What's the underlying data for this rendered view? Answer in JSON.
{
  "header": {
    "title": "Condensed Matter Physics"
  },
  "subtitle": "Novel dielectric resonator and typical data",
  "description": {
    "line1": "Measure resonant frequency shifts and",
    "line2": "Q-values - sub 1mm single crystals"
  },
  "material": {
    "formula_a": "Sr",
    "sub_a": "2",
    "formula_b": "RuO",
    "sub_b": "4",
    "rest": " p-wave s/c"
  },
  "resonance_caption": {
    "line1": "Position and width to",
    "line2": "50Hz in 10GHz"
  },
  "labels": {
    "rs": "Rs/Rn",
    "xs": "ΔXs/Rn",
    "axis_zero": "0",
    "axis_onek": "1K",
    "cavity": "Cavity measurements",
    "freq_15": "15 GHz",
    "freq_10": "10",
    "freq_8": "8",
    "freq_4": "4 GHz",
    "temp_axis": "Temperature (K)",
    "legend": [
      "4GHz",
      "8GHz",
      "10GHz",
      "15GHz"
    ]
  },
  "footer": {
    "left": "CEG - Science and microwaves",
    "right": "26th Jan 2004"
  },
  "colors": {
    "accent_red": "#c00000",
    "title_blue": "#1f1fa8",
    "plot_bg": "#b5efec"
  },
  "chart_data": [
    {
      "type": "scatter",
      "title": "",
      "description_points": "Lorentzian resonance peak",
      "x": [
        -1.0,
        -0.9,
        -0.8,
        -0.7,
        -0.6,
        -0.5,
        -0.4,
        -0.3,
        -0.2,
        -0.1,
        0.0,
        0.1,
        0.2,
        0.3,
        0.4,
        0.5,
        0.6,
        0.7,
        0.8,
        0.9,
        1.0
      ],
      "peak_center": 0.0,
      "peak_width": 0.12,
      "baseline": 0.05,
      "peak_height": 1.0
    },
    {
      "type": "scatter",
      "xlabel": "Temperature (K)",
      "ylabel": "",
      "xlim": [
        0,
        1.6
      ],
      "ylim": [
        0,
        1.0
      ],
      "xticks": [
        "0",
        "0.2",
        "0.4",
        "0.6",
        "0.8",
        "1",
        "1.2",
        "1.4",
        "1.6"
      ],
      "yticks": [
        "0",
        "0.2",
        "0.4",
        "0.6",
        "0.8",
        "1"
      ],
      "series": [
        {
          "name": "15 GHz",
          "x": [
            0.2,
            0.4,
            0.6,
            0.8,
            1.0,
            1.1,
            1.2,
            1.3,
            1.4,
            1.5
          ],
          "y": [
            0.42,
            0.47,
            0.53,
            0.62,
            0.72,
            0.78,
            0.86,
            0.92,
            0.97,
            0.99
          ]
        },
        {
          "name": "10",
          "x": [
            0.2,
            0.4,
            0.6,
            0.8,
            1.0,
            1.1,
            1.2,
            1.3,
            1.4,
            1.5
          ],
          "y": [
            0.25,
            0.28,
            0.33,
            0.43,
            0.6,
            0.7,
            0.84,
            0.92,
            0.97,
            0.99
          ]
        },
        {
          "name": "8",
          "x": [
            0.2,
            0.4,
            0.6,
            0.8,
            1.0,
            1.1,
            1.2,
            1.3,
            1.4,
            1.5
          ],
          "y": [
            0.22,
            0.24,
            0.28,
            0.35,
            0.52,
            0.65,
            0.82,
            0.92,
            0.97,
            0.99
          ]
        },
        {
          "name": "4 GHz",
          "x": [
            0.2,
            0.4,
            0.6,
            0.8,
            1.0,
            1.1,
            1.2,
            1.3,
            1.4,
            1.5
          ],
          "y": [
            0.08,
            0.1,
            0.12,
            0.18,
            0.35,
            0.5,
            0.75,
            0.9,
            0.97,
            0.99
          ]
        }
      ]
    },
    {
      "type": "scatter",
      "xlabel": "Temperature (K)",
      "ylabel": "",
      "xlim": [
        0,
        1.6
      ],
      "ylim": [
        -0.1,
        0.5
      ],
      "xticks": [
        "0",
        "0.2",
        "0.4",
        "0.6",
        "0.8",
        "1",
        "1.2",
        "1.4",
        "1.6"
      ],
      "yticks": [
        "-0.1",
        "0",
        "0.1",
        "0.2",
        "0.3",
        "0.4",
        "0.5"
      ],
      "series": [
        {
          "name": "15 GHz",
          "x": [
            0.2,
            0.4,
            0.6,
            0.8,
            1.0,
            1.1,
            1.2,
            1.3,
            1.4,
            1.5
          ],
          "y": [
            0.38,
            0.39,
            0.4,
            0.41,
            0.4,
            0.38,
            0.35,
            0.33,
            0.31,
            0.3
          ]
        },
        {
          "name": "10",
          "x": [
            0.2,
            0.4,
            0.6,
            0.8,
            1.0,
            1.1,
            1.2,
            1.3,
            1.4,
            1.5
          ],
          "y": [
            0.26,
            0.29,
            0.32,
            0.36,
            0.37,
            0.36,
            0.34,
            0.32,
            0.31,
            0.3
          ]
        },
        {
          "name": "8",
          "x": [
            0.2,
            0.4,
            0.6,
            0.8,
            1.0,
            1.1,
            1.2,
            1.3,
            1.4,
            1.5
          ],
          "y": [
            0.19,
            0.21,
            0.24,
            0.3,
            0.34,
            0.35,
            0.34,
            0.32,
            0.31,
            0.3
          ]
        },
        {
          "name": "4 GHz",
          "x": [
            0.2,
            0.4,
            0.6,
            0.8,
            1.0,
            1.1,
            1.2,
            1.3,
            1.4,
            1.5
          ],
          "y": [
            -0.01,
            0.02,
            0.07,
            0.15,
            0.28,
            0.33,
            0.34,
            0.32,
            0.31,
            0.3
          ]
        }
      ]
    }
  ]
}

◆ ◆ ◆ ◆ ◆

REQUIREMENT:
Repeat the material above in full, keeping every word.

EXERCISE ANSWER:
What's the underlying data for this rendered view? Answer in JSON.
{
  "header": {
    "title": "Condensed Matter Physics"
  },
  "subtitle": "Novel dielectric resonator and typical data",
  "description": {
    "line1": "Measure resonant frequency shifts and",
    "line2": "Q-values - sub 1mm single crystals"
  },
  "material": {
    "formula_a": "Sr",
    "sub_a": "2",
    "formula_b": "RuO",
    "sub_b": "4",
    "rest": " p-wave s/c"
  },
  "resonance_caption": {
    "line1": "Position and width to",
    "line2": "50Hz in 10GHz"
  },
  "labels": {
    "rs": "Rs/Rn",
    "xs": "ΔXs/Rn",
    "axis_zero": "0",
    "axis_onek": "1K",
    "cavity": "Cavity measurements",
    "freq_15": "15 GHz",
    "freq_10": "10",
    "freq_8": "8",
    "freq_4": "4 GHz",
    "temp_axis": "Temperature (K)",
    "legend": [
      "4GHz",
      "8GHz",
      "10GHz",
      "15GHz"
    ]
  },
  "footer": {
    "left": "CEG - Science and microwaves",
    "right": "26th Jan 2004"
  },
  "colors": {
    "accent_red": "#c00000",
    "title_blue": "#1f1fa8",
    "plot_bg": "#b5efec"
  },
  "chart_data": [
    {
      "type": "scatter",
      "title": "",
      "description_points": "Lorentzian resonance peak",
      "x": [
        -1.0,
        -0.9,
        -0.8,
        -0.7,
        -0.6,
        -0.5,
        -0.4,
        -0.3,
        -0.2,
        -0.1,
        0.0,
        0.1,
        0.2,
        0.3,
        0.4,
        0.5,
        0.6,
        0.7,
        0.8,
        0.9,
        1.0
      ],
      "peak_center": 0.0,
      "peak_width": 0.12,
      "baseline": 0.05,
      "peak_height": 1.0
    },
    {
      "type": "scatter",
      "xlabel": "Temperature (K)",
      "ylabel": "",
      "xlim": [
        0,
        1.6
      ],
      "ylim": [
        0,
        1.0
      ],
      "xticks": [
        "0",
        "0.2",
        "0.4",
        "0.6",
        "0.8",
        "1",
        "1.2",
        "1.4",
        "1.6"
      ],
      "yticks": [
        "0",
        "0.2",
        "0.4",
        "0.6",
        "0.8",
        "1"
      ],
      "series": [
        {
          "name": "15 GHz",
          "x": [
            0.2,
            0.4,
            0.6,
            0.8,
            1.0,
            1.1,
            1.2,
            1.3,
            1.4,
            1.5
          ],
          "y": [
            0.42,
            0.47,
            0.53,
            0.62,
            0.72,
            0.78,
            0.86,
            0.92,
            0.97,
            0.99
          ]
        },
        {
          "name": "10",
          "x": [
            0.2,
            0.4,
            0.6,
            0.8,
            1.0,
            1.1,
            1.2,
            1.3,
            1.4,
            1.5
          ],
          "y": [
            0.25,
            0.28,
            0.33,
            0.43,
            0.6,
            0.7,
            0.84,
            0.92,
            0.97,
            0.99
          ]
        },
        {
          "name": "8",
          "x": [
            0.2,
            0.4,
            0.6,
            0.8,
            1.0,
            1.1,
            1.2,
            1.3,
            1.4,
            1.5
          ],
          "y": [
            0.22,
            0.24,
            0.28,
            0.35,
            0.52,
            0.65,
            0.82,
            0.92,
            0.97,
            0.99
          ]
        },
        {
          "name": "4 GHz",
          "x": [
            0.2,
            0.4,
            0.6,
            0.8,
            1.0,
            1.1,
            1.2,
            1.3,
            1.4,
            1.5
          ],
          "y": [
            0.08,
            0.1,
            0.12,
            0.18,
            0.35,
            0.5,
            0.75,
            0.9,
            0.97,
            0.99
          ]
        }
      ]
    },
    {
      "type": "scatter",
      "xlabel": "Temperature (K)",
      "ylabel": "",
      "xlim": [
        0,
        1.6
      ],
      "ylim": [
        -0.1,
        0.5
      ],
      "xticks": [
        "0",
        "0.2",
        "0.4",
        "0.6",
        "0.8",
        "1",
        "1.2",
        "1.4",
        "1.6"
      ],
      "yticks": [
        "-0.1",
        "0",
        "0.1",
        "0.2",
        "0.3",
        "0.4",
        "0.5"
      ],
      "series": [
        {
          "name": "15 GHz",
          "x": [
            0.2,
            0.4,
            0.6,
            0.8,
            1.0,
            1.1,
            1.2,
            1.3,
            1.4,
            1.5
          ],
          "y": [
            0.38,
            0.39,
            0.4,
            0.41,
            0.4,
            0.38,
            0.35,
            0.33,
            0.31,
            0.3
          ]
        },
        {
          "name": "10",
          "x": [
            0.2,
            0.4,
            0.6,
            0.8,
            1.0,
            1.1,
            1.2,
            1.3,
            1.4,
            1.5
          ],
          "y": [
            0.26,
            0.29,
            0.32,
            0.36,
            0.37,
            0.36,
            0.34,
            0.32,
            0.31,
            0.3
          ]
        },
        {
          "name": "8",
          "x": [
            0.2,
            0.4,
            0.6,
            0.8,
            1.0,
            1.1,
            1.2,
            1.3,
            1.4,
            1.5
          ],
          "y": [
            0.19,
            0.21,
            0.24,
            0.3,
            0.34,
            0.35,
            0.34,
            0.32,
            0.31,
            0.3
          ]
        },
        {
          "name": "4 GHz",
          "x": [
            0.2,
            0.4,
            0.6,
            0.8,
            1.0,
            1.1,
            1.2,
            1.3,
            1.4,
            1.5
          ],
          "y": [
            -0.01,
            0.02,
            0.07,
            0.15,
            0.28,
            0.33,
            0.34,
            0.32,
            0.31,
            0.3
          ]
        }
      ]
    }
  ]
}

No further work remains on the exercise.